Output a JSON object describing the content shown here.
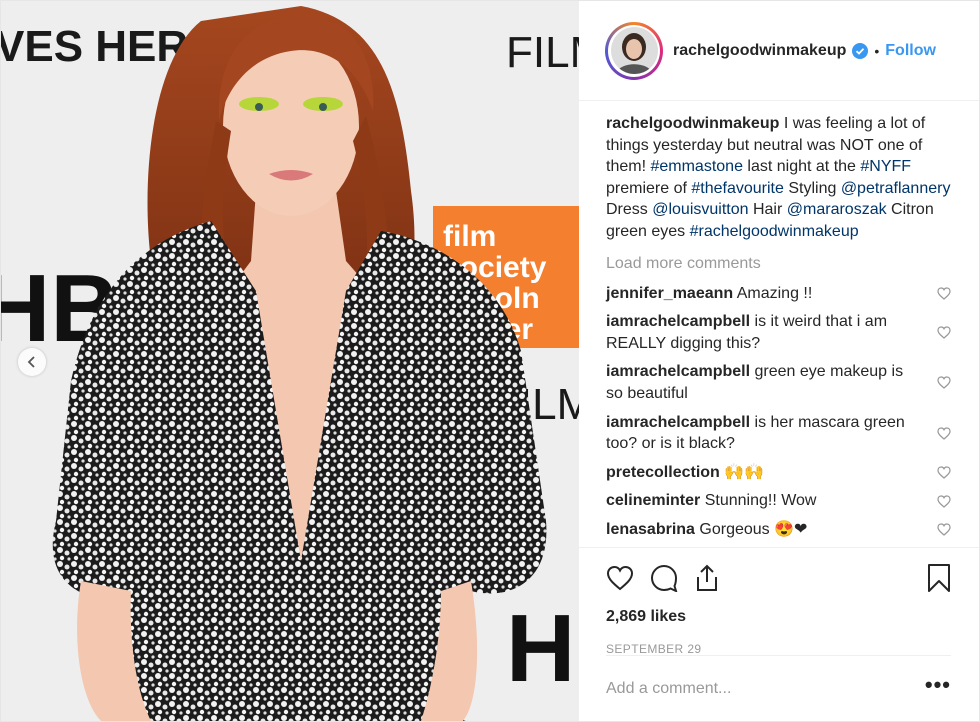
{
  "photo": {
    "alt_backdrop_text": [
      "VES HERE",
      "FILM",
      "film",
      "society",
      "lincoln",
      "center",
      "FILM",
      "HBO",
      "HI"
    ]
  },
  "header": {
    "username": "rachelgoodwinmakeup",
    "separator": "•",
    "follow_label": "Follow"
  },
  "caption": {
    "username": "rachelgoodwinmakeup",
    "parts": [
      " I was feeling a lot of things yesterday but neutral was NOT one of them! ",
      "#emmastone",
      " last night at the ",
      "#NYFF",
      " premiere of ",
      "#thefavourite",
      " Styling ",
      "@petraflannery",
      " Dress ",
      "@louisvuitton",
      " Hair ",
      "@mararoszak",
      " Citron green eyes ",
      "#rachelgoodwinmakeup"
    ]
  },
  "load_more": "Load more comments",
  "comments": [
    {
      "user": "jennifer_maeann",
      "text": "Amazing !!"
    },
    {
      "user": "iamrachelcampbell",
      "text": "is it weird that i am REALLY digging this?"
    },
    {
      "user": "iamrachelcampbell",
      "text": "green eye makeup is so beautiful"
    },
    {
      "user": "iamrachelcampbell",
      "text": "is her mascara green too? or is it black?"
    },
    {
      "user": "pretecollection",
      "text": "🙌🙌"
    },
    {
      "user": "celineminter",
      "text": "Stunning!! Wow"
    },
    {
      "user": "lenasabrina",
      "text": "Gorgeous 😍❤"
    }
  ],
  "likes": "2,869 likes",
  "date": "SEPTEMBER 29",
  "add_comment_placeholder": "Add a comment...",
  "more_options": "•••",
  "colors": {
    "link": "#003569",
    "follow": "#3897f0",
    "muted": "#999999"
  }
}
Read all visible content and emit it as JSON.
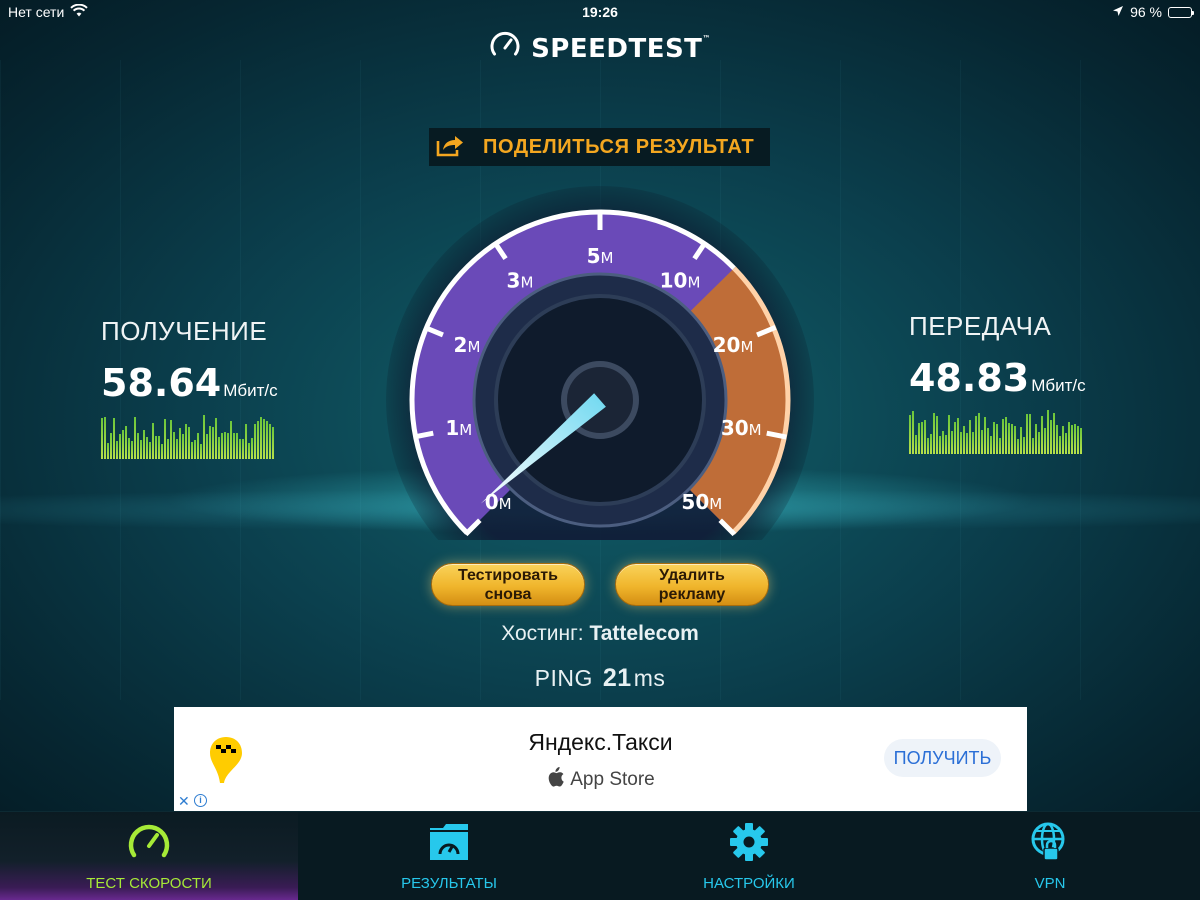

■ **Work to complete**: All of the material above should be reproduced exactly, except the pictures.

■ **Task result**:
Output a JSON object describing the content shown here.
{
  "photo": {
    "alt_backdrop_text": [
      "VES HERE",
      "FILM",
      "film",
      "society",
      "lincoln",
      "center",
      "FILM",
      "HBO",
      "HI"
    ]
  },
  "header": {
    "username": "rachelgoodwinmakeup",
    "separator": "•",
    "follow_label": "Follow"
  },
  "caption": {
    "username": "rachelgoodwinmakeup",
    "parts": [
      " I was feeling a lot of things yesterday but neutral was NOT one of them! ",
      "#emmastone",
      " last night at the ",
      "#NYFF",
      " premiere of ",
      "#thefavourite",
      " Styling ",
      "@petraflannery",
      " Dress ",
      "@louisvuitton",
      " Hair ",
      "@mararoszak",
      " Citron green eyes ",
      "#rachelgoodwinmakeup"
    ]
  },
  "load_more": "Load more comments",
  "comments": [
    {
      "user": "jennifer_maeann",
      "text": "Amazing !!"
    },
    {
      "user": "iamrachelcampbell",
      "text": "is it weird that i am REALLY digging this?"
    },
    {
      "user": "iamrachelcampbell",
      "text": "green eye makeup is so beautiful"
    },
    {
      "user": "iamrachelcampbell",
      "text": "is her mascara green too? or is it black?"
    },
    {
      "user": "pretecollection",
      "text": "🙌🙌"
    },
    {
      "user": "celineminter",
      "text": "Stunning!! Wow"
    },
    {
      "user": "lenasabrina",
      "text": "Gorgeous 😍❤"
    }
  ],
  "likes": "2,869 likes",
  "date": "SEPTEMBER 29",
  "add_comment_placeholder": "Add a comment...",
  "more_options": "•••",
  "colors": {
    "link": "#003569",
    "follow": "#3897f0",
    "muted": "#999999"
  }
}
Read all visible content and emit it as JSON.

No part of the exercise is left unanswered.